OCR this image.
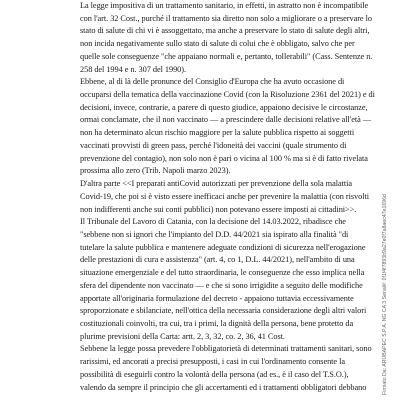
La legge impositiva di un trattamento sanitario, in effetti, in astratto non è incompatibile
con l'art. 32 Cost., purché il trattamento sia diretto non solo a migliorare o a preservare lo
stato di salute di chi vi è assoggettato, ma anche a preservare lo stato di salute degli altri,
non incida negativamente sullo stato di salute di colui che è obbligato, salvo che per
quelle sole conseguenze "che appaiano normali e, pertanto, tollerabili" (Cass. Sentenze n.
258 del 1994 e n. 307 del 1990).
Ebbene, al di là delle pronunce del Consiglio d'Europa che ha avuto occasione di
occuparsi della tematica della vaccinazione Covid (con la Risoluzione 2361 del 2021) e di
decisioni, invece, contrarie, a parere di questo giudice, appaiono decisive le circostanze,
ormai conclamate, che il non vaccinato — a prescindere dalle decisioni relative all'età —
non ha determinato alcun rischio maggiore per la salute pubblica rispetto ai soggetti
vaccinati provvisti di green pass, perché l'idoneità dei vaccini (quale strumento di
prevenzione del contagio), non solo non è pari o vicina al 100 % ma si è di fatto rivelata
prossima allo zero (Trib. Napoli marzo 2023).
D'altra parte <<I preparati antiCovid autorizzati per prevenzione della sola malattia
Covid-19, che poi si è visto essere inefficaci anche per prevenire la malattia (con risvolti
non indifferenti anche sui conti pubblici) non potevano essere imposti ai cittadini>>.
Il Tribunale del Lavoro di Catania, con la decisione del 14.03.2022, ribadisce che
"sebbene non si ignori che l'impianto del D.D. 44/2021 sia ispirato alla finalità "di
tutelare la salute pubblica e mantenere adeguate condizioni di sicurezza nell'erogazione
delle prestazioni di cura e assistenza" (art. 4, co 1, D.L. 44/2021), nell'ambito di una
situazione emergenziale e del tutto straordinaria, le conseguenze che esso implica nella
sfera del dipendente non vaccinato — e che si sono irrigidite a seguito delle modifiche
apportate all'originaria formulazione del decreto - appaiono tuttavia eccessivamente
sproporzionate e sbilanciate, nell'ottica della necessaria considerazione degli altri valori
costituzionali coinvolti, tra cui, tra i primi, la dignità della persona, bene protetto da
plurime previsioni della Carta: artt. 2, 3, 32, co. 2, 36, 41 Cost.
Sebbene la legge possa prevedere l'obbligatorietà di determinati trattamenti sanitari, sono
rarissimi, ed ancorati a precisi presupposti, i casi in cui l'ordinamento consente la
possibilità di eseguirli contro la volontà della persona (ad es., è il caso del T.S.O.),
valendo da sempre il principio che gli accertamenti ed i trattamenti obbligatori debbano	Firmato Da: ARUBAPEC S.P.A. NG CA 3 Serial#: 0f1f4f7893b9a27e0f7a8aec47e1696d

#####

(What to do)
Filter lines by "persona" and return each hit.

(The response)
costituzionali coinvolti, tra cui, tra i primi, la dignità della persona, bene protetto da
possibilità di eseguirli contro la volontà della persona (ad es., è il caso del T.S.O.),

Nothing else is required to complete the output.